Collection entries:
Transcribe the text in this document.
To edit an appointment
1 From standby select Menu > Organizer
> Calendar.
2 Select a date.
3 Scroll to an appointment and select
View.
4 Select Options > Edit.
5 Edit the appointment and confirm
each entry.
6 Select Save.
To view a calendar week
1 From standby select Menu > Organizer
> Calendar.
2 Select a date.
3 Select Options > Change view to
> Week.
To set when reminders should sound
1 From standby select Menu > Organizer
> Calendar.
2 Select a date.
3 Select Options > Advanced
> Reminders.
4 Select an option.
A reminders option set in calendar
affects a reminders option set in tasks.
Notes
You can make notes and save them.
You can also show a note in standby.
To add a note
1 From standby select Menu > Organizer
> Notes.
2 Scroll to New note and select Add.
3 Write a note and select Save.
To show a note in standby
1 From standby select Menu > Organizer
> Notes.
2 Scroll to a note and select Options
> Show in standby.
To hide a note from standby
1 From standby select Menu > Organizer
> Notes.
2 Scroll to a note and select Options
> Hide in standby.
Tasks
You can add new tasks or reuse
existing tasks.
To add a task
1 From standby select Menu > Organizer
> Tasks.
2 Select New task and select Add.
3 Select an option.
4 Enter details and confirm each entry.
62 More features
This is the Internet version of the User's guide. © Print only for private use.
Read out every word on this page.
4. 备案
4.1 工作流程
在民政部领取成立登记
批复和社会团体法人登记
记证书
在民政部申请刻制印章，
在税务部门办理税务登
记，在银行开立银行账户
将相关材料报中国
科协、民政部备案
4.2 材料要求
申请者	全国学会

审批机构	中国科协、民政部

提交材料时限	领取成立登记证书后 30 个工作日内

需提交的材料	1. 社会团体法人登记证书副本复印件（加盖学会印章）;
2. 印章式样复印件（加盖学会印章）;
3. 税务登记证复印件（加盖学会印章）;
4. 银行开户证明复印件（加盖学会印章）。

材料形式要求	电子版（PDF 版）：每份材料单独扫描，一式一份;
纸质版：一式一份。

» **Exercise**: Using the material above, report each line where "entry" occurs.

» **Complete response**:
each entry.
4 Enter details and confirm each entry.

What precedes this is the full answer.